Set problem
Can you output the records below exactly as they are written?

Material for the task
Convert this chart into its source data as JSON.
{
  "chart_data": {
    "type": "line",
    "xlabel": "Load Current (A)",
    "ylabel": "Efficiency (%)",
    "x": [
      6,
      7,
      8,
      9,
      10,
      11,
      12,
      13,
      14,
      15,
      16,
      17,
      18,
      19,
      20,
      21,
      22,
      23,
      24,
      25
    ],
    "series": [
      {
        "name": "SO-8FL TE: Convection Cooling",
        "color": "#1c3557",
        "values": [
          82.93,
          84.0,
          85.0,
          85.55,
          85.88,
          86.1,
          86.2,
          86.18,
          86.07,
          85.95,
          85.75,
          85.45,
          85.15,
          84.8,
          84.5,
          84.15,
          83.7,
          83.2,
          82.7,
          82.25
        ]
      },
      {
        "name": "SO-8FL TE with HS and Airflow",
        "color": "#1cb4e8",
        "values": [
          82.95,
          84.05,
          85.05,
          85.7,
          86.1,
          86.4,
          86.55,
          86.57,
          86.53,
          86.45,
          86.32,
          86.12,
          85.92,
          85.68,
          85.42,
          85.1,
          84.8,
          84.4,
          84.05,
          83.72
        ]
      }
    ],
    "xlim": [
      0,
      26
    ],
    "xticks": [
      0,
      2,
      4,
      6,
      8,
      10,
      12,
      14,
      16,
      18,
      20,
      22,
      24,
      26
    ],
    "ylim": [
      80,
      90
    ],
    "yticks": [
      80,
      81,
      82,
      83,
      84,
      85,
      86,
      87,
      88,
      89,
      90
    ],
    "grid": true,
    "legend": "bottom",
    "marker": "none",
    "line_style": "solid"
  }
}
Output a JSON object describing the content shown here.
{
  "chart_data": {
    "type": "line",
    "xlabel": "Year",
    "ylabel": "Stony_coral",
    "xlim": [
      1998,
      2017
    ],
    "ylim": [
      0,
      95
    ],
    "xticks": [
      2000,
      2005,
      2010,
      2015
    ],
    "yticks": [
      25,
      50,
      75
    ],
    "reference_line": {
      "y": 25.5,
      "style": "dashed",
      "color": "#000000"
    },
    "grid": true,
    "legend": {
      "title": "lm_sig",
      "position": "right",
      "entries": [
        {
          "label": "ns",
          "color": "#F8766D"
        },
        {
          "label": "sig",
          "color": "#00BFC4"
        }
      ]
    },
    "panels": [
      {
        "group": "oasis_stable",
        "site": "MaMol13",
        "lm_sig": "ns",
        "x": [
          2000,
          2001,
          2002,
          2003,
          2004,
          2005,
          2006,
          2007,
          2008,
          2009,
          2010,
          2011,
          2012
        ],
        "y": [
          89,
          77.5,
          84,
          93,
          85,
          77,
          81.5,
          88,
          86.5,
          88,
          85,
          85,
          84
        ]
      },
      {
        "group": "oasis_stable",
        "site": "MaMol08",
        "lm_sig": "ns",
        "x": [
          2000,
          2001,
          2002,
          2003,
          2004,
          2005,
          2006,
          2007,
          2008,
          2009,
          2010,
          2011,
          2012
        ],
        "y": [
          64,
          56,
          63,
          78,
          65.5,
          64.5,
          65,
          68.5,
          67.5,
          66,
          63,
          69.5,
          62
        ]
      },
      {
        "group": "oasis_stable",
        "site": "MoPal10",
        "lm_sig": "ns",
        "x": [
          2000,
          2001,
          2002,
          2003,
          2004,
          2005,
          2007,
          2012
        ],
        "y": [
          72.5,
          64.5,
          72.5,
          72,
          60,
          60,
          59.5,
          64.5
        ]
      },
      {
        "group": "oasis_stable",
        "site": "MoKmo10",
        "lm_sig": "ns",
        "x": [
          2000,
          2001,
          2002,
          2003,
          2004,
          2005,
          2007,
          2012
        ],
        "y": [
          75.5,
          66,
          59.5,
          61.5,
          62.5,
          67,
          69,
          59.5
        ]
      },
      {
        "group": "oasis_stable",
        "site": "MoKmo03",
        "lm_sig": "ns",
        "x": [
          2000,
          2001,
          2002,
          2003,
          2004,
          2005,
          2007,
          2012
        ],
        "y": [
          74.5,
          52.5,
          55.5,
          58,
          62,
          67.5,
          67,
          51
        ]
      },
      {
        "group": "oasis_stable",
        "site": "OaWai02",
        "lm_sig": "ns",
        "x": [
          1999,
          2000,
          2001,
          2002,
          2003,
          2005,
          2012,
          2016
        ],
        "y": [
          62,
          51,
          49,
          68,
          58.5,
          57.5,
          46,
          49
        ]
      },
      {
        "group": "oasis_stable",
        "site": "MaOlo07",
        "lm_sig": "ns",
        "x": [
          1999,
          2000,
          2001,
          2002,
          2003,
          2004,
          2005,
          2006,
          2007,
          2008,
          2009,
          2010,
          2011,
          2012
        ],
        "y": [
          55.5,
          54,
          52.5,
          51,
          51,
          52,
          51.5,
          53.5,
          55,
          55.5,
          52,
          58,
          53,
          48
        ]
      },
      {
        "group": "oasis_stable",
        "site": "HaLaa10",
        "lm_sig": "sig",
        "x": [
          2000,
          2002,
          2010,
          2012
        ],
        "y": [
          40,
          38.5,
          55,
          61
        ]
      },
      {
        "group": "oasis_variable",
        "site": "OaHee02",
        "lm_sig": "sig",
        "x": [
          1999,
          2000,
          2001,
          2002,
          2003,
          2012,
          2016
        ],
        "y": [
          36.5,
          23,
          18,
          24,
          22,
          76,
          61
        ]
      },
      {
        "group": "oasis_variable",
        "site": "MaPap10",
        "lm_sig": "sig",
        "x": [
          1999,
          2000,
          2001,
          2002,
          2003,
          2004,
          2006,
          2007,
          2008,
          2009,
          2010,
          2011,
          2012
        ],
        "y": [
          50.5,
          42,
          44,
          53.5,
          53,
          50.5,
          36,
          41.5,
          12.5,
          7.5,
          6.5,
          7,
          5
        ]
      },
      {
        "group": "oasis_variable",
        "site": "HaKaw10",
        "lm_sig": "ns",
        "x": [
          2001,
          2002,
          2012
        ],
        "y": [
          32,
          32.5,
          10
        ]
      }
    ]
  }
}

Answer below
Convert this chart into its source data as JSON.
{
  "chart_data": {
    "type": "line",
    "xlabel": "Load Current (A)",
    "ylabel": "Efficiency (%)",
    "x": [
      6,
      7,
      8,
      9,
      10,
      11,
      12,
      13,
      14,
      15,
      16,
      17,
      18,
      19,
      20,
      21,
      22,
      23,
      24,
      25
    ],
    "series": [
      {
        "name": "SO-8FL TE: Convection Cooling",
        "color": "#1c3557",
        "values": [
          82.93,
          84.0,
          85.0,
          85.55,
          85.88,
          86.1,
          86.2,
          86.18,
          86.07,
          85.95,
          85.75,
          85.45,
          85.15,
          84.8,
          84.5,
          84.15,
          83.7,
          83.2,
          82.7,
          82.25
        ]
      },
      {
        "name": "SO-8FL TE with HS and Airflow",
        "color": "#1cb4e8",
        "values": [
          82.95,
          84.05,
          85.05,
          85.7,
          86.1,
          86.4,
          86.55,
          86.57,
          86.53,
          86.45,
          86.32,
          86.12,
          85.92,
          85.68,
          85.42,
          85.1,
          84.8,
          84.4,
          84.05,
          83.72
        ]
      }
    ],
    "xlim": [
      0,
      26
    ],
    "xticks": [
      0,
      2,
      4,
      6,
      8,
      10,
      12,
      14,
      16,
      18,
      20,
      22,
      24,
      26
    ],
    "ylim": [
      80,
      90
    ],
    "yticks": [
      80,
      81,
      82,
      83,
      84,
      85,
      86,
      87,
      88,
      89,
      90
    ],
    "grid": true,
    "legend": "bottom",
    "marker": "none",
    "line_style": "solid"
  }
}
Output a JSON object describing the content shown here.
{
  "chart_data": {
    "type": "line",
    "xlabel": "Year",
    "ylabel": "Stony_coral",
    "xlim": [
      1998,
      2017
    ],
    "ylim": [
      0,
      95
    ],
    "xticks": [
      2000,
      2005,
      2010,
      2015
    ],
    "yticks": [
      25,
      50,
      75
    ],
    "reference_line": {
      "y": 25.5,
      "style": "dashed",
      "color": "#000000"
    },
    "grid": true,
    "legend": {
      "title": "lm_sig",
      "position": "right",
      "entries": [
        {
          "label": "ns",
          "color": "#F8766D"
        },
        {
          "label": "sig",
          "color": "#00BFC4"
        }
      ]
    },
    "panels": [
      {
        "group": "oasis_stable",
        "site": "MaMol13",
        "lm_sig": "ns",
        "x": [
          2000,
          2001,
          2002,
          2003,
          2004,
          2005,
          2006,
          2007,
          2008,
          2009,
          2010,
          2011,
          2012
        ],
        "y": [
          89,
          77.5,
          84,
          93,
          85,
          77,
          81.5,
          88,
          86.5,
          88,
          85,
          85,
          84
        ]
      },
      {
        "group": "oasis_stable",
        "site": "MaMol08",
        "lm_sig": "ns",
        "x": [
          2000,
          2001,
          2002,
          2003,
          2004,
          2005,
          2006,
          2007,
          2008,
          2009,
          2010,
          2011,
          2012
        ],
        "y": [
          64,
          56,
          63,
          78,
          65.5,
          64.5,
          65,
          68.5,
          67.5,
          66,
          63,
          69.5,
          62
        ]
      },
      {
        "group": "oasis_stable",
        "site": "MoPal10",
        "lm_sig": "ns",
        "x": [
          2000,
          2001,
          2002,
          2003,
          2004,
          2005,
          2007,
          2012
        ],
        "y": [
          72.5,
          64.5,
          72.5,
          72,
          60,
          60,
          59.5,
          64.5
        ]
      },
      {
        "group": "oasis_stable",
        "site": "MoKmo10",
        "lm_sig": "ns",
        "x": [
          2000,
          2001,
          2002,
          2003,
          2004,
          2005,
          2007,
          2012
        ],
        "y": [
          75.5,
          66,
          59.5,
          61.5,
          62.5,
          67,
          69,
          59.5
        ]
      },
      {
        "group": "oasis_stable",
        "site": "MoKmo03",
        "lm_sig": "ns",
        "x": [
          2000,
          2001,
          2002,
          2003,
          2004,
          2005,
          2007,
          2012
        ],
        "y": [
          74.5,
          52.5,
          55.5,
          58,
          62,
          67.5,
          67,
          51
        ]
      },
      {
        "group": "oasis_stable",
        "site": "OaWai02",
        "lm_sig": "ns",
        "x": [
          1999,
          2000,
          2001,
          2002,
          2003,
          2005,
          2012,
          2016
        ],
        "y": [
          62,
          51,
          49,
          68,
          58.5,
          57.5,
          46,
          49
        ]
      },
      {
        "group": "oasis_stable",
        "site": "MaOlo07",
        "lm_sig": "ns",
        "x": [
          1999,
          2000,
          2001,
          2002,
          2003,
          2004,
          2005,
          2006,
          2007,
          2008,
          2009,
          2010,
          2011,
          2012
        ],
        "y": [
          55.5,
          54,
          52.5,
          51,
          51,
          52,
          51.5,
          53.5,
          55,
          55.5,
          52,
          58,
          53,
          48
        ]
      },
      {
        "group": "oasis_stable",
        "site": "HaLaa10",
        "lm_sig": "sig",
        "x": [
          2000,
          2002,
          2010,
          2012
        ],
        "y": [
          40,
          38.5,
          55,
          61
        ]
      },
      {
        "group": "oasis_variable",
        "site": "OaHee02",
        "lm_sig": "sig",
        "x": [
          1999,
          2000,
          2001,
          2002,
          2003,
          2012,
          2016
        ],
        "y": [
          36.5,
          23,
          18,
          24,
          22,
          76,
          61
        ]
      },
      {
        "group": "oasis_variable",
        "site": "MaPap10",
        "lm_sig": "sig",
        "x": [
          1999,
          2000,
          2001,
          2002,
          2003,
          2004,
          2006,
          2007,
          2008,
          2009,
          2010,
          2011,
          2012
        ],
        "y": [
          50.5,
          42,
          44,
          53.5,
          53,
          50.5,
          36,
          41.5,
          12.5,
          7.5,
          6.5,
          7,
          5
        ]
      },
      {
        "group": "oasis_variable",
        "site": "HaKaw10",
        "lm_sig": "ns",
        "x": [
          2001,
          2002,
          2012
        ],
        "y": [
          32,
          32.5,
          10
        ]
      }
    ]
  }
}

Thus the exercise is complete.